PROBLEM TO WORK ON: Give the listing again in full, exactly as written.

## Begin ENTRIES PROVIDED

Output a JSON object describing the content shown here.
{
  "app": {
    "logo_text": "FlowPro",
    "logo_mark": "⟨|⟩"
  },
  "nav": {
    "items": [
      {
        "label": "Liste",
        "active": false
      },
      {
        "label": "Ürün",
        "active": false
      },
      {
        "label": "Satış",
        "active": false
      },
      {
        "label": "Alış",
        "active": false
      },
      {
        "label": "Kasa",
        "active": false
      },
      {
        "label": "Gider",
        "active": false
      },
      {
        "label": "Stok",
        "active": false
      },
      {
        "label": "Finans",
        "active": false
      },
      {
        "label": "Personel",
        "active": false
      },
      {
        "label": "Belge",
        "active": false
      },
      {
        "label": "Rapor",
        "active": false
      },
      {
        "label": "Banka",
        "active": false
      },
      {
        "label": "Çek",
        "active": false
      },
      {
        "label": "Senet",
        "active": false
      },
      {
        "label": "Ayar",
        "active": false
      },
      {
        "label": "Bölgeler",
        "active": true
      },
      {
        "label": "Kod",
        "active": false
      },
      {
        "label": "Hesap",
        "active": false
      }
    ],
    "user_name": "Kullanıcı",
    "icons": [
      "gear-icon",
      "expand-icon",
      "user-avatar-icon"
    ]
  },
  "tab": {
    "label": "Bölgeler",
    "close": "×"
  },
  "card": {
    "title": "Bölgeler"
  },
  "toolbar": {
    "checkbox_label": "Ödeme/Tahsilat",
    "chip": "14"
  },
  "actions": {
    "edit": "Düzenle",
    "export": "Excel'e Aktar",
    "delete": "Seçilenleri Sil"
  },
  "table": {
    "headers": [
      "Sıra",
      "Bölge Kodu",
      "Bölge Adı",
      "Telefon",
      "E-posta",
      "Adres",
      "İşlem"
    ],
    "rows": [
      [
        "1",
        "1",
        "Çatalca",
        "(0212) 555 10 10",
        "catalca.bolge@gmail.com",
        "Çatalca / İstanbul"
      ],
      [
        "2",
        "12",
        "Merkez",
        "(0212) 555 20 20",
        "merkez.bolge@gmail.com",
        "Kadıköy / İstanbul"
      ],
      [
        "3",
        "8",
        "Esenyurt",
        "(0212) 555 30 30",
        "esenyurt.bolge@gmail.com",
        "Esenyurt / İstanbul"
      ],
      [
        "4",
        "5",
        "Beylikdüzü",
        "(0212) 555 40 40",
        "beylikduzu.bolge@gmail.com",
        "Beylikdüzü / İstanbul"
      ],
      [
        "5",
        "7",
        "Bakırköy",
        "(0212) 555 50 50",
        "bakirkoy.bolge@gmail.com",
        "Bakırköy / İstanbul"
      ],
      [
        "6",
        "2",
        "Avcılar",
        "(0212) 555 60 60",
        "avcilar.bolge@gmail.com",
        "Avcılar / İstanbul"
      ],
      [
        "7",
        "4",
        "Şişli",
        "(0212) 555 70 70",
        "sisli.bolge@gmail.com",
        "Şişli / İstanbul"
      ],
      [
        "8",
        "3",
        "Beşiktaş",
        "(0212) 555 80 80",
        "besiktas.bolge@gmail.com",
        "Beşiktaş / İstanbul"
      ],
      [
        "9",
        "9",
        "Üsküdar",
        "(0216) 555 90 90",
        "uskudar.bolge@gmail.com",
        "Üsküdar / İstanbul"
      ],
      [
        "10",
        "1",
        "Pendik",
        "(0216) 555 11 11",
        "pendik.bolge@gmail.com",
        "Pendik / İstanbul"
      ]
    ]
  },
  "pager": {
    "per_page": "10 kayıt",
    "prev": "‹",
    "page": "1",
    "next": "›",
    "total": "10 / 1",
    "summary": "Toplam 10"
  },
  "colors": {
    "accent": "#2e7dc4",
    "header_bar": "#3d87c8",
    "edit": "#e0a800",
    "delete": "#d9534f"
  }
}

## End ENTRIES PROVIDED

RESPONSE:
Output a JSON object describing the content shown here.
{
  "app": {
    "logo_text": "FlowPro",
    "logo_mark": "⟨|⟩"
  },
  "nav": {
    "items": [
      {
        "label": "Liste",
        "active": false
      },
      {
        "label": "Ürün",
        "active": false
      },
      {
        "label": "Satış",
        "active": false
      },
      {
        "label": "Alış",
        "active": false
      },
      {
        "label": "Kasa",
        "active": false
      },
      {
        "label": "Gider",
        "active": false
      },
      {
        "label": "Stok",
        "active": false
      },
      {
        "label": "Finans",
        "active": false
      },
      {
        "label": "Personel",
        "active": false
      },
      {
        "label": "Belge",
        "active": false
      },
      {
        "label": "Rapor",
        "active": false
      },
      {
        "label": "Banka",
        "active": false
      },
      {
        "label": "Çek",
        "active": false
      },
      {
        "label": "Senet",
        "active": false
      },
      {
        "label": "Ayar",
        "active": false
      },
      {
        "label": "Bölgeler",
        "active": true
      },
      {
        "label": "Kod",
        "active": false
      },
      {
        "label": "Hesap",
        "active": false
      }
    ],
    "user_name": "Kullanıcı",
    "icons": [
      "gear-icon",
      "expand-icon",
      "user-avatar-icon"
    ]
  },
  "tab": {
    "label": "Bölgeler",
    "close": "×"
  },
  "card": {
    "title": "Bölgeler"
  },
  "toolbar": {
    "checkbox_label": "Ödeme/Tahsilat",
    "chip": "14"
  },
  "actions": {
    "edit": "Düzenle",
    "export": "Excel'e Aktar",
    "delete": "Seçilenleri Sil"
  },
  "table": {
    "headers": [
      "Sıra",
      "Bölge Kodu",
      "Bölge Adı",
      "Telefon",
      "E-posta",
      "Adres",
      "İşlem"
    ],
    "rows": [
      [
        "1",
        "1",
        "Çatalca",
        "(0212) 555 10 10",
        "catalca.bolge@gmail.com",
        "Çatalca / İstanbul"
      ],
      [
        "2",
        "12",
        "Merkez",
        "(0212) 555 20 20",
        "merkez.bolge@gmail.com",
        "Kadıköy / İstanbul"
      ],
      [
        "3",
        "8",
        "Esenyurt",
        "(0212) 555 30 30",
        "esenyurt.bolge@gmail.com",
        "Esenyurt / İstanbul"
      ],
      [
        "4",
        "5",
        "Beylikdüzü",
        "(0212) 555 40 40",
        "beylikduzu.bolge@gmail.com",
        "Beylikdüzü / İstanbul"
      ],
      [
        "5",
        "7",
        "Bakırköy",
        "(0212) 555 50 50",
        "bakirkoy.bolge@gmail.com",
        "Bakırköy / İstanbul"
      ],
      [
        "6",
        "2",
        "Avcılar",
        "(0212) 555 60 60",
        "avcilar.bolge@gmail.com",
        "Avcılar / İstanbul"
      ],
      [
        "7",
        "4",
        "Şişli",
        "(0212) 555 70 70",
        "sisli.bolge@gmail.com",
        "Şişli / İstanbul"
      ],
      [
        "8",
        "3",
        "Beşiktaş",
        "(0212) 555 80 80",
        "besiktas.bolge@gmail.com",
        "Beşiktaş / İstanbul"
      ],
      [
        "9",
        "9",
        "Üsküdar",
        "(0216) 555 90 90",
        "uskudar.bolge@gmail.com",
        "Üsküdar / İstanbul"
      ],
      [
        "10",
        "1",
        "Pendik",
        "(0216) 555 11 11",
        "pendik.bolge@gmail.com",
        "Pendik / İstanbul"
      ]
    ]
  },
  "pager": {
    "per_page": "10 kayıt",
    "prev": "‹",
    "page": "1",
    "next": "›",
    "total": "10 / 1",
    "summary": "Toplam 10"
  },
  "colors": {
    "accent": "#2e7dc4",
    "header_bar": "#3d87c8",
    "edit": "#e0a800",
    "delete": "#d9534f"
  }
}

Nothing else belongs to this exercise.